▸ Task statement
In the forum thread on getting Intel wireless cards working under Linux, reproduce everything from "btw my card" down to "it finally worked.", word for word.

>> START Extracted text

I tried to uninstall the modules and upgrade to Intrepid 5, first 2.6.27-2-generic and then 2.6.27-3-generic. The problem is exactly the same there  :Sad: 

Any suggestions?

----------


## braineatingalien

I followed the instructions on the previous page and now it shows wireless networks but it doesn't list any in range.  I have a HP DV5t with 5100.  I tried 8.10 alpha 5 and it does work nearly perfect but I cant use that because the bluetooth doesn't work properly.  so how do I display wireless networks in range?

----------


## expect0

Having exactly the same problem as Mastodront. Have been trying to get my Intel Wireless 5300 to work (in my Asus S37S) for several weeks now and the dmesg output seems to suggest it actually works for a couple of seconds - until the RF kill switch disables it again.

This can be comprehended by the fact that the WLAN LED gets turned on when booting up but gets disabled after about 10 seconds later (still booting). The networkmanager seems to have been able to get the wireless network list in this time but as such is unable to actually connect when the laptop is finished booting.

Unfortunately there's no such switch on my laptop and the BIOS doesn't provide any settings either. So we just have yet to figure out how to invoke that hidden switch  :Roll Eyes (Sarcastic):

----------


## lopata

btw my card is working very well and wifi conection too,  but there is still "sudo lshw -C network"  Intel Unknown   :Very Happy: 

its writen 'unknown' but the wifi is working,  LOL

----------


## JSorrell

> Thanks to theburningor, I finally have WiFi on my Acer 5930G. However, I also got the SIOCSIFFLAGS : connection timed out when trying to activate wlan0. However, after numerous reboots and repeating the steps in theburningor's guide, it finally worked.
> 
> I'm still not sure exactly what I did that solved the problem, but what I did was:
> 
> Follow the steps explained in post from theburningor.
> Reboot
> Start the terminal, navigate to the compat-wireless-2.6-old dir, then type:
> 
> 
> ...


I had the same exact problems.

To everyone who has the SIOCSIFFLAGS problem, _keep trying!_. It took me two reinstalls and tons of times repeating the steps but it finally worked on my copy of Ubuntu 8.04 with the default kernel. Thanks, Lokiii.

[EDIT] It's not perfect, however. After a restart, it no longer works. It's a little touchy.

----------


## basix9

hello all,

i'm not a Ubuntu user but a Debian user. So I'm not as lucky as you guys to have Intrepid Ibex's 2.6.27 kernel with the wifi 5100 driver already in it.

>> END Extracted text
>> START Data provided

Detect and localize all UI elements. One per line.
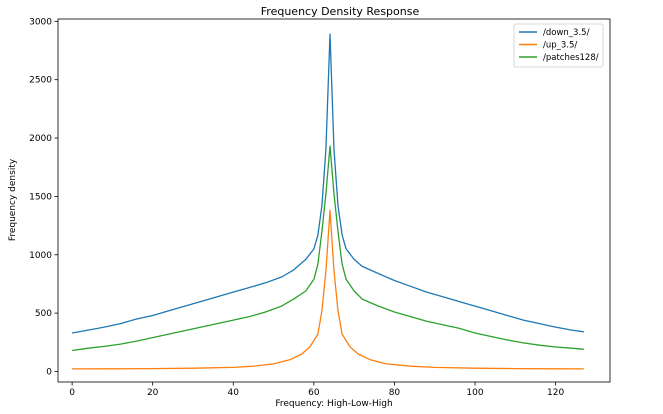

>> END Data provided

▸ The completed task
btw my card is working very well and wifi conection too,  but there is still "sudo lshw -C network"  Intel Unknown   :Very Happy: 

its writen 'unknown' but the wifi is working,  LOL

----------


## JSorrell

> Thanks to theburningor, I finally have WiFi on my Acer 5930G. However, I also got the SIOCSIFFLAGS : connection timed out when trying to activate wlan0. However, after numerous reboots and repeating the steps in theburningor's guide, it finally worked.